WHAT YOU HAVE TO DO: Every entry below should be transcribed exactly; pictures stay out of the copy.

STORED DATA:
[BEGIN]
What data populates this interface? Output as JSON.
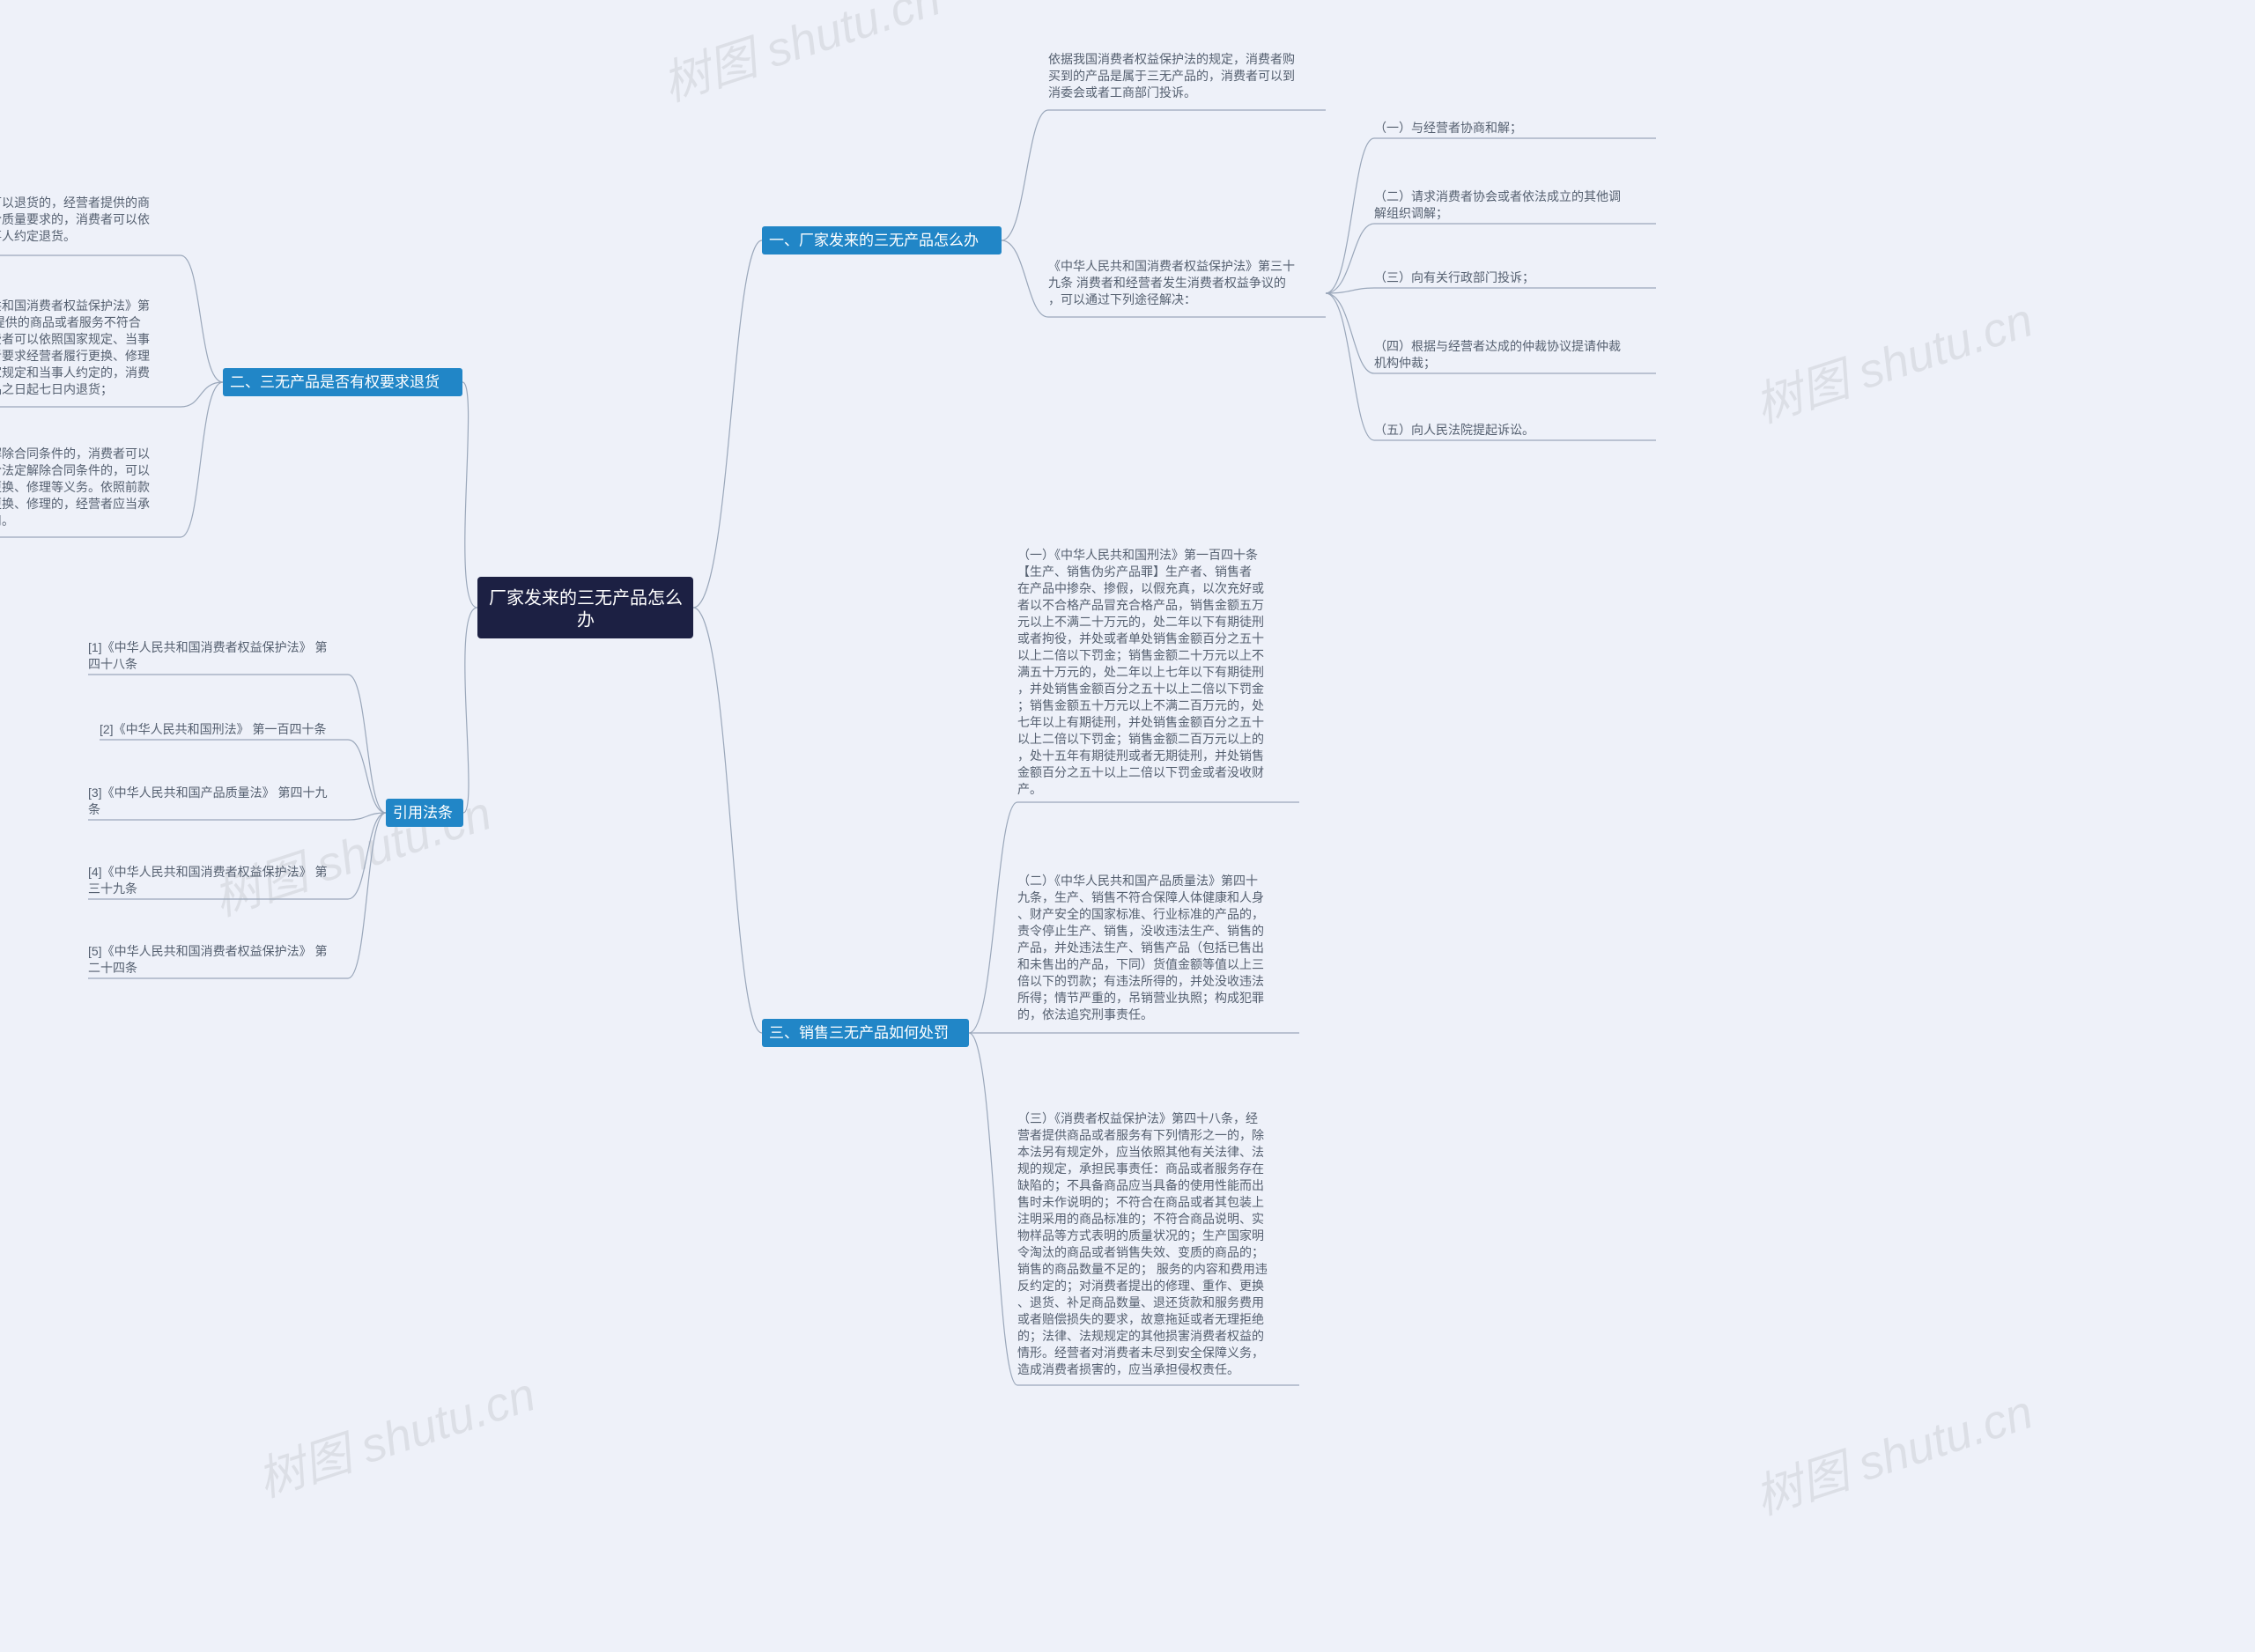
{
  "root": {
    "title_line1": "厂家发来的三无产品怎么",
    "title_line2": "办"
  },
  "branches": {
    "b1": {
      "label": "一、厂家发来的三无产品怎么办",
      "a": "依据我国消费者权益保护法的规定，消费者购\n买到的产品是属于三无产品的，消费者可以到\n消委会或者工商部门投诉。",
      "b": "《中华人民共和国消费者权益保护法》第三十\n九条 消费者和经营者发生消费者权益争议的\n，可以通过下列途径解决：",
      "b_children": {
        "c1": "（一）与经营者协商和解；",
        "c2": "（二）请求消费者协会或者依法成立的其他调\n解组织调解；",
        "c3": "（三）向有关行政部门投诉；",
        "c4": "（四）根据与经营者达成的仲裁协议提请仲裁\n机构仲裁；",
        "c5": "（五）向人民法院提起诉讼。"
      }
    },
    "b2": {
      "label": "二、三无产品是否有权要求退货",
      "a": "买了三无产品是可以退货的，经营者提供的商\n品或者服务不符合质量要求的，消费者可以依\n照国家规定、当事人约定退货。",
      "b": "根据《中华人民共和国消费者权益保护法》第\n二十四条 经营者提供的商品或者服务不符合\n质量要求的，消费者可以依照国家规定、当事\n人约定退货，或者要求经营者履行更换、修理\n等义务。没有国家规定和当事人约定的，消费\n者可以自收到商品之日起七日内退货；",
      "c": "七日后符合法定解除合同条件的，消费者可以\n及时退货，不符合法定解除合同条件的，可以\n要求经营者履行更换、修理等义务。依照前款\n规定进行退货、更换、修理的，经营者应当承\n担运输等必要费用。"
    },
    "b3": {
      "label": "三、销售三无产品如何处罚",
      "a": "（一）《中华人民共和国刑法》第一百四十条\n【生产、销售伪劣产品罪】生产者、销售者\n在产品中掺杂、掺假，以假充真，以次充好或\n者以不合格产品冒充合格产品，销售金额五万\n元以上不满二十万元的，处二年以下有期徒刑\n或者拘役，并处或者单处销售金额百分之五十\n以上二倍以下罚金；销售金额二十万元以上不\n满五十万元的，处二年以上七年以下有期徒刑\n，并处销售金额百分之五十以上二倍以下罚金\n；销售金额五十万元以上不满二百万元的，处\n七年以上有期徒刑，并处销售金额百分之五十\n以上二倍以下罚金；销售金额二百万元以上的\n，处十五年有期徒刑或者无期徒刑，并处销售\n金额百分之五十以上二倍以下罚金或者没收财\n产。",
      "b": "（二）《中华人民共和国产品质量法》第四十\n九条，生产、销售不符合保障人体健康和人身\n、财产安全的国家标准、行业标准的产品的，\n责令停止生产、销售，没收违法生产、销售的\n产品，并处违法生产、销售产品（包括已售出\n和未售出的产品，下同）货值金额等值以上三\n倍以下的罚款；有违法所得的，并处没收违法\n所得；情节严重的，吊销营业执照；构成犯罪\n的，依法追究刑事责任。",
      "c": "（三）《消费者权益保护法》第四十八条，经\n营者提供商品或者服务有下列情形之一的，除\n本法另有规定外，应当依照其他有关法律、法\n规的规定，承担民事责任：商品或者服务存在\n缺陷的；不具备商品应当具备的使用性能而出\n售时未作说明的；不符合在商品或者其包装上\n注明采用的商品标准的；不符合商品说明、实\n物样品等方式表明的质量状况的；生产国家明\n令淘汰的商品或者销售失效、变质的商品的；\n销售的商品数量不足的； 服务的内容和费用违\n反约定的；对消费者提出的修理、重作、更换\n、退货、补足商品数量、退还货款和服务费用\n或者赔偿损失的要求，故意拖延或者无理拒绝\n的；法律、法规规定的其他损害消费者权益的\n情形。经营者对消费者未尽到安全保障义务，\n造成消费者损害的，应当承担侵权责任。"
    },
    "b4": {
      "label": "引用法条",
      "refs": {
        "r1": "[1]《中华人民共和国消费者权益保护法》 第\n四十八条",
        "r2": "[2]《中华人民共和国刑法》 第一百四十条",
        "r3": "[3]《中华人民共和国产品质量法》 第四十九\n条",
        "r4": "[4]《中华人民共和国消费者权益保护法》 第\n三十九条",
        "r5": "[5]《中华人民共和国消费者权益保护法》 第\n二十四条"
      }
    }
  },
  "watermark": "树图 shutu.cn"
}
[END]
PROBLEM SOLUTION:
What data populates this interface? Output as JSON.
{
  "root": {
    "title_line1": "厂家发来的三无产品怎么",
    "title_line2": "办"
  },
  "branches": {
    "b1": {
      "label": "一、厂家发来的三无产品怎么办",
      "a": "依据我国消费者权益保护法的规定，消费者购\n买到的产品是属于三无产品的，消费者可以到\n消委会或者工商部门投诉。",
      "b": "《中华人民共和国消费者权益保护法》第三十\n九条 消费者和经营者发生消费者权益争议的\n，可以通过下列途径解决：",
      "b_children": {
        "c1": "（一）与经营者协商和解；",
        "c2": "（二）请求消费者协会或者依法成立的其他调\n解组织调解；",
        "c3": "（三）向有关行政部门投诉；",
        "c4": "（四）根据与经营者达成的仲裁协议提请仲裁\n机构仲裁；",
        "c5": "（五）向人民法院提起诉讼。"
      }
    },
    "b2": {
      "label": "二、三无产品是否有权要求退货",
      "a": "买了三无产品是可以退货的，经营者提供的商\n品或者服务不符合质量要求的，消费者可以依\n照国家规定、当事人约定退货。",
      "b": "根据《中华人民共和国消费者权益保护法》第\n二十四条 经营者提供的商品或者服务不符合\n质量要求的，消费者可以依照国家规定、当事\n人约定退货，或者要求经营者履行更换、修理\n等义务。没有国家规定和当事人约定的，消费\n者可以自收到商品之日起七日内退货；",
      "c": "七日后符合法定解除合同条件的，消费者可以\n及时退货，不符合法定解除合同条件的，可以\n要求经营者履行更换、修理等义务。依照前款\n规定进行退货、更换、修理的，经营者应当承\n担运输等必要费用。"
    },
    "b3": {
      "label": "三、销售三无产品如何处罚",
      "a": "（一）《中华人民共和国刑法》第一百四十条\n【生产、销售伪劣产品罪】生产者、销售者\n在产品中掺杂、掺假，以假充真，以次充好或\n者以不合格产品冒充合格产品，销售金额五万\n元以上不满二十万元的，处二年以下有期徒刑\n或者拘役，并处或者单处销售金额百分之五十\n以上二倍以下罚金；销售金额二十万元以上不\n满五十万元的，处二年以上七年以下有期徒刑\n，并处销售金额百分之五十以上二倍以下罚金\n；销售金额五十万元以上不满二百万元的，处\n七年以上有期徒刑，并处销售金额百分之五十\n以上二倍以下罚金；销售金额二百万元以上的\n，处十五年有期徒刑或者无期徒刑，并处销售\n金额百分之五十以上二倍以下罚金或者没收财\n产。",
      "b": "（二）《中华人民共和国产品质量法》第四十\n九条，生产、销售不符合保障人体健康和人身\n、财产安全的国家标准、行业标准的产品的，\n责令停止生产、销售，没收违法生产、销售的\n产品，并处违法生产、销售产品（包括已售出\n和未售出的产品，下同）货值金额等值以上三\n倍以下的罚款；有违法所得的，并处没收违法\n所得；情节严重的，吊销营业执照；构成犯罪\n的，依法追究刑事责任。",
      "c": "（三）《消费者权益保护法》第四十八条，经\n营者提供商品或者服务有下列情形之一的，除\n本法另有规定外，应当依照其他有关法律、法\n规的规定，承担民事责任：商品或者服务存在\n缺陷的；不具备商品应当具备的使用性能而出\n售时未作说明的；不符合在商品或者其包装上\n注明采用的商品标准的；不符合商品说明、实\n物样品等方式表明的质量状况的；生产国家明\n令淘汰的商品或者销售失效、变质的商品的；\n销售的商品数量不足的； 服务的内容和费用违\n反约定的；对消费者提出的修理、重作、更换\n、退货、补足商品数量、退还货款和服务费用\n或者赔偿损失的要求，故意拖延或者无理拒绝\n的；法律、法规规定的其他损害消费者权益的\n情形。经营者对消费者未尽到安全保障义务，\n造成消费者损害的，应当承担侵权责任。"
    },
    "b4": {
      "label": "引用法条",
      "refs": {
        "r1": "[1]《中华人民共和国消费者权益保护法》 第\n四十八条",
        "r2": "[2]《中华人民共和国刑法》 第一百四十条",
        "r3": "[3]《中华人民共和国产品质量法》 第四十九\n条",
        "r4": "[4]《中华人民共和国消费者权益保护法》 第\n三十九条",
        "r5": "[5]《中华人民共和国消费者权益保护法》 第\n二十四条"
      }
    }
  },
  "watermark": "树图 shutu.cn"
}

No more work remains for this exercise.